- _DIRECTIVE_: Quote the whole listing word for word, please.

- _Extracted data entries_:
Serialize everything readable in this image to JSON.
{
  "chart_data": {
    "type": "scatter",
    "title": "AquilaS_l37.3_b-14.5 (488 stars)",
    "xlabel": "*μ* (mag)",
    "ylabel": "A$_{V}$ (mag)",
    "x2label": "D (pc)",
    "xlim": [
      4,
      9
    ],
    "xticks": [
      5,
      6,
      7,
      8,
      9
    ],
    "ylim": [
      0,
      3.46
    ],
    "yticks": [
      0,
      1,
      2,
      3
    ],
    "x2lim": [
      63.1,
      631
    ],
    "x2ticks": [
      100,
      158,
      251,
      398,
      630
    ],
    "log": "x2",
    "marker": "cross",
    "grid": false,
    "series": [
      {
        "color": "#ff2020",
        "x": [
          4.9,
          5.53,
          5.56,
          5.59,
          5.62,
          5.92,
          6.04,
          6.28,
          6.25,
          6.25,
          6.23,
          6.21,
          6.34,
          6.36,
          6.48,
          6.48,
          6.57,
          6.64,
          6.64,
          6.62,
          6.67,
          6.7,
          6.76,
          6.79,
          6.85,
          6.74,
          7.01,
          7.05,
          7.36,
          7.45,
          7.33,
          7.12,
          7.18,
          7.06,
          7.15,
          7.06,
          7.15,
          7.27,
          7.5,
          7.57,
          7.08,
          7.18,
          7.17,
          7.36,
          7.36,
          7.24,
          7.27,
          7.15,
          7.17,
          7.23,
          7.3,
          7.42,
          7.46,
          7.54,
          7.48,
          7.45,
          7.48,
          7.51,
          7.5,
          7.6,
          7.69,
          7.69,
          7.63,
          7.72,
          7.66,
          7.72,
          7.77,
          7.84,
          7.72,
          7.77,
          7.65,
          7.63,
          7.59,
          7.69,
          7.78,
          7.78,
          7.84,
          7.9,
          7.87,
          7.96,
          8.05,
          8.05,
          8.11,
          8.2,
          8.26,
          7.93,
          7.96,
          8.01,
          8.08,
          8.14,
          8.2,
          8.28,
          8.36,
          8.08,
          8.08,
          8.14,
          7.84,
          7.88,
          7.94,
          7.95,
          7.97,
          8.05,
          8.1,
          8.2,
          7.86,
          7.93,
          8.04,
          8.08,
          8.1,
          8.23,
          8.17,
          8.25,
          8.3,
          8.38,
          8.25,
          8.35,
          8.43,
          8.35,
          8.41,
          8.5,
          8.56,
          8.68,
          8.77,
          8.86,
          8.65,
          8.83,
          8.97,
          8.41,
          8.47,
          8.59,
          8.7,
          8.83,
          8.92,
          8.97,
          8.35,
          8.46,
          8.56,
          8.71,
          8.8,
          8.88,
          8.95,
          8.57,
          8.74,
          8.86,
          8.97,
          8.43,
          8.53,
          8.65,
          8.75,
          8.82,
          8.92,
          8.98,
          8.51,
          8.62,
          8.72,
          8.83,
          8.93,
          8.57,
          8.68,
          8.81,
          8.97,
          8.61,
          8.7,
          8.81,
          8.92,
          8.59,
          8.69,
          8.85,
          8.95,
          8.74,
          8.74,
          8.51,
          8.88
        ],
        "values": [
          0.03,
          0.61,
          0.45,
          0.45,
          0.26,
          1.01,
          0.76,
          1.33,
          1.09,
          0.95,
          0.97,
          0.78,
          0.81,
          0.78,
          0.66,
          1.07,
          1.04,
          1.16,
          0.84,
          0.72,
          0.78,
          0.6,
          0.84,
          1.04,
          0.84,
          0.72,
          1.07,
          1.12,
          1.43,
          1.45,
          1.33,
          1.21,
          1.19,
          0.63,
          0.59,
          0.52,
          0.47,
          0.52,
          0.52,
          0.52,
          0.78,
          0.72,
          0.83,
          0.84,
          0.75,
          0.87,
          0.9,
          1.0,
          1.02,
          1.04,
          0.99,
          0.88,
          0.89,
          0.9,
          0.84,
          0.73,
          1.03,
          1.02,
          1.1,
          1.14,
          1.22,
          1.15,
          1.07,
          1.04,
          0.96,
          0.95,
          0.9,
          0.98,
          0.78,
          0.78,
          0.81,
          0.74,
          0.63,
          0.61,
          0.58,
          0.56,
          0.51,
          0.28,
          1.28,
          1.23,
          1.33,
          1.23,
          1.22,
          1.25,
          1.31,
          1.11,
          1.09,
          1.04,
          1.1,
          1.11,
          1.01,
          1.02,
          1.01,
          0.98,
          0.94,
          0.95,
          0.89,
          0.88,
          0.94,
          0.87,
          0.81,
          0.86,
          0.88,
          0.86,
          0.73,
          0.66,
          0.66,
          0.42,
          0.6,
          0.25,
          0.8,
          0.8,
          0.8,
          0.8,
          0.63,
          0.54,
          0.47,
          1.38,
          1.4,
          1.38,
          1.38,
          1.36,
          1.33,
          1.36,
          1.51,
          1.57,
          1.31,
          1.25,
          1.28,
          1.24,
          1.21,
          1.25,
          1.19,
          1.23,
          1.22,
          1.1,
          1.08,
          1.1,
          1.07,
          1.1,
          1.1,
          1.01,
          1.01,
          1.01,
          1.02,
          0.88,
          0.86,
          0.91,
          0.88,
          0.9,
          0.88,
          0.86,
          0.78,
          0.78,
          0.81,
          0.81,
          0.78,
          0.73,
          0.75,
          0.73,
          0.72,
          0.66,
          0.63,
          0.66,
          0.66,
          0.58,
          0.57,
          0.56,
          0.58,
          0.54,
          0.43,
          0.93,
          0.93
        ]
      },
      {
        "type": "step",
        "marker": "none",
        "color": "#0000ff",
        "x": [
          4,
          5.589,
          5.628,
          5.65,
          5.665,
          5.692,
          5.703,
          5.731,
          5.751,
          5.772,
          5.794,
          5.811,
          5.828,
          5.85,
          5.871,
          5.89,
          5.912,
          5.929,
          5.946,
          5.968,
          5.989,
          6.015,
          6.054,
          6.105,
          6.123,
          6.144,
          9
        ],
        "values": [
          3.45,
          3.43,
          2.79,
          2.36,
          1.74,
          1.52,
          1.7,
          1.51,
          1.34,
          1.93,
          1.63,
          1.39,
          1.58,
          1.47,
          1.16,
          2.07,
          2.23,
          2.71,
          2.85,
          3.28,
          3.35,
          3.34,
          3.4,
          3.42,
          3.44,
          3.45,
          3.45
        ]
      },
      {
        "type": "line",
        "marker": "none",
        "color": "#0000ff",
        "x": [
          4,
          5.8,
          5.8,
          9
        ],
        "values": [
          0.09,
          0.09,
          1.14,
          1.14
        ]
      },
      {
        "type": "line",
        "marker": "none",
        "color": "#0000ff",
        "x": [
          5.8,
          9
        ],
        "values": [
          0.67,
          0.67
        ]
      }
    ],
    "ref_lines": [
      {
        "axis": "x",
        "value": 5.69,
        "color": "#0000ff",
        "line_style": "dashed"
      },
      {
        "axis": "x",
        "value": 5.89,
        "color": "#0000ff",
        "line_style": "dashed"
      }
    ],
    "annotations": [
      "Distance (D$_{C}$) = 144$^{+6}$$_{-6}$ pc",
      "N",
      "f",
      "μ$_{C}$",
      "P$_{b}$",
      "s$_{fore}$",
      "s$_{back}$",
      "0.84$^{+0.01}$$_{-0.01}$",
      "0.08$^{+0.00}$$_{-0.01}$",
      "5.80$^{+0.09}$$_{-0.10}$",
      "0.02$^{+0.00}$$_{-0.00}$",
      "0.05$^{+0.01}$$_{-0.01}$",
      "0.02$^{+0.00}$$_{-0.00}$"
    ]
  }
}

- _WRITTEN REPLY_:
Serialize everything readable in this image to JSON.
{
  "chart_data": {
    "type": "scatter",
    "title": "AquilaS_l37.3_b-14.5 (488 stars)",
    "xlabel": "*μ* (mag)",
    "ylabel": "A$_{V}$ (mag)",
    "x2label": "D (pc)",
    "xlim": [
      4,
      9
    ],
    "xticks": [
      5,
      6,
      7,
      8,
      9
    ],
    "ylim": [
      0,
      3.46
    ],
    "yticks": [
      0,
      1,
      2,
      3
    ],
    "x2lim": [
      63.1,
      631
    ],
    "x2ticks": [
      100,
      158,
      251,
      398,
      630
    ],
    "log": "x2",
    "marker": "cross",
    "grid": false,
    "series": [
      {
        "color": "#ff2020",
        "x": [
          4.9,
          5.53,
          5.56,
          5.59,
          5.62,
          5.92,
          6.04,
          6.28,
          6.25,
          6.25,
          6.23,
          6.21,
          6.34,
          6.36,
          6.48,
          6.48,
          6.57,
          6.64,
          6.64,
          6.62,
          6.67,
          6.7,
          6.76,
          6.79,
          6.85,
          6.74,
          7.01,
          7.05,
          7.36,
          7.45,
          7.33,
          7.12,
          7.18,
          7.06,
          7.15,
          7.06,
          7.15,
          7.27,
          7.5,
          7.57,
          7.08,
          7.18,
          7.17,
          7.36,
          7.36,
          7.24,
          7.27,
          7.15,
          7.17,
          7.23,
          7.3,
          7.42,
          7.46,
          7.54,
          7.48,
          7.45,
          7.48,
          7.51,
          7.5,
          7.6,
          7.69,
          7.69,
          7.63,
          7.72,
          7.66,
          7.72,
          7.77,
          7.84,
          7.72,
          7.77,
          7.65,
          7.63,
          7.59,
          7.69,
          7.78,
          7.78,
          7.84,
          7.9,
          7.87,
          7.96,
          8.05,
          8.05,
          8.11,
          8.2,
          8.26,
          7.93,
          7.96,
          8.01,
          8.08,
          8.14,
          8.2,
          8.28,
          8.36,
          8.08,
          8.08,
          8.14,
          7.84,
          7.88,
          7.94,
          7.95,
          7.97,
          8.05,
          8.1,
          8.2,
          7.86,
          7.93,
          8.04,
          8.08,
          8.1,
          8.23,
          8.17,
          8.25,
          8.3,
          8.38,
          8.25,
          8.35,
          8.43,
          8.35,
          8.41,
          8.5,
          8.56,
          8.68,
          8.77,
          8.86,
          8.65,
          8.83,
          8.97,
          8.41,
          8.47,
          8.59,
          8.7,
          8.83,
          8.92,
          8.97,
          8.35,
          8.46,
          8.56,
          8.71,
          8.8,
          8.88,
          8.95,
          8.57,
          8.74,
          8.86,
          8.97,
          8.43,
          8.53,
          8.65,
          8.75,
          8.82,
          8.92,
          8.98,
          8.51,
          8.62,
          8.72,
          8.83,
          8.93,
          8.57,
          8.68,
          8.81,
          8.97,
          8.61,
          8.7,
          8.81,
          8.92,
          8.59,
          8.69,
          8.85,
          8.95,
          8.74,
          8.74,
          8.51,
          8.88
        ],
        "values": [
          0.03,
          0.61,
          0.45,
          0.45,
          0.26,
          1.01,
          0.76,
          1.33,
          1.09,
          0.95,
          0.97,
          0.78,
          0.81,
          0.78,
          0.66,
          1.07,
          1.04,
          1.16,
          0.84,
          0.72,
          0.78,
          0.6,
          0.84,
          1.04,
          0.84,
          0.72,
          1.07,
          1.12,
          1.43,
          1.45,
          1.33,
          1.21,
          1.19,
          0.63,
          0.59,
          0.52,
          0.47,
          0.52,
          0.52,
          0.52,
          0.78,
          0.72,
          0.83,
          0.84,
          0.75,
          0.87,
          0.9,
          1.0,
          1.02,
          1.04,
          0.99,
          0.88,
          0.89,
          0.9,
          0.84,
          0.73,
          1.03,
          1.02,
          1.1,
          1.14,
          1.22,
          1.15,
          1.07,
          1.04,
          0.96,
          0.95,
          0.9,
          0.98,
          0.78,
          0.78,
          0.81,
          0.74,
          0.63,
          0.61,
          0.58,
          0.56,
          0.51,
          0.28,
          1.28,
          1.23,
          1.33,
          1.23,
          1.22,
          1.25,
          1.31,
          1.11,
          1.09,
          1.04,
          1.1,
          1.11,
          1.01,
          1.02,
          1.01,
          0.98,
          0.94,
          0.95,
          0.89,
          0.88,
          0.94,
          0.87,
          0.81,
          0.86,
          0.88,
          0.86,
          0.73,
          0.66,
          0.66,
          0.42,
          0.6,
          0.25,
          0.8,
          0.8,
          0.8,
          0.8,
          0.63,
          0.54,
          0.47,
          1.38,
          1.4,
          1.38,
          1.38,
          1.36,
          1.33,
          1.36,
          1.51,
          1.57,
          1.31,
          1.25,
          1.28,
          1.24,
          1.21,
          1.25,
          1.19,
          1.23,
          1.22,
          1.1,
          1.08,
          1.1,
          1.07,
          1.1,
          1.1,
          1.01,
          1.01,
          1.01,
          1.02,
          0.88,
          0.86,
          0.91,
          0.88,
          0.9,
          0.88,
          0.86,
          0.78,
          0.78,
          0.81,
          0.81,
          0.78,
          0.73,
          0.75,
          0.73,
          0.72,
          0.66,
          0.63,
          0.66,
          0.66,
          0.58,
          0.57,
          0.56,
          0.58,
          0.54,
          0.43,
          0.93,
          0.93
        ]
      },
      {
        "type": "step",
        "marker": "none",
        "color": "#0000ff",
        "x": [
          4,
          5.589,
          5.628,
          5.65,
          5.665,
          5.692,
          5.703,
          5.731,
          5.751,
          5.772,
          5.794,
          5.811,
          5.828,
          5.85,
          5.871,
          5.89,
          5.912,
          5.929,
          5.946,
          5.968,
          5.989,
          6.015,
          6.054,
          6.105,
          6.123,
          6.144,
          9
        ],
        "values": [
          3.45,
          3.43,
          2.79,
          2.36,
          1.74,
          1.52,
          1.7,
          1.51,
          1.34,
          1.93,
          1.63,
          1.39,
          1.58,
          1.47,
          1.16,
          2.07,
          2.23,
          2.71,
          2.85,
          3.28,
          3.35,
          3.34,
          3.4,
          3.42,
          3.44,
          3.45,
          3.45
        ]
      },
      {
        "type": "line",
        "marker": "none",
        "color": "#0000ff",
        "x": [
          4,
          5.8,
          5.8,
          9
        ],
        "values": [
          0.09,
          0.09,
          1.14,
          1.14
        ]
      },
      {
        "type": "line",
        "marker": "none",
        "color": "#0000ff",
        "x": [
          5.8,
          9
        ],
        "values": [
          0.67,
          0.67
        ]
      }
    ],
    "ref_lines": [
      {
        "axis": "x",
        "value": 5.69,
        "color": "#0000ff",
        "line_style": "dashed"
      },
      {
        "axis": "x",
        "value": 5.89,
        "color": "#0000ff",
        "line_style": "dashed"
      }
    ],
    "annotations": [
      "Distance (D$_{C}$) = 144$^{+6}$$_{-6}$ pc",
      "N",
      "f",
      "μ$_{C}$",
      "P$_{b}$",
      "s$_{fore}$",
      "s$_{back}$",
      "0.84$^{+0.01}$$_{-0.01}$",
      "0.08$^{+0.00}$$_{-0.01}$",
      "5.80$^{+0.09}$$_{-0.10}$",
      "0.02$^{+0.00}$$_{-0.00}$",
      "0.05$^{+0.01}$$_{-0.01}$",
      "0.02$^{+0.00}$$_{-0.00}$"
    ]
  }
}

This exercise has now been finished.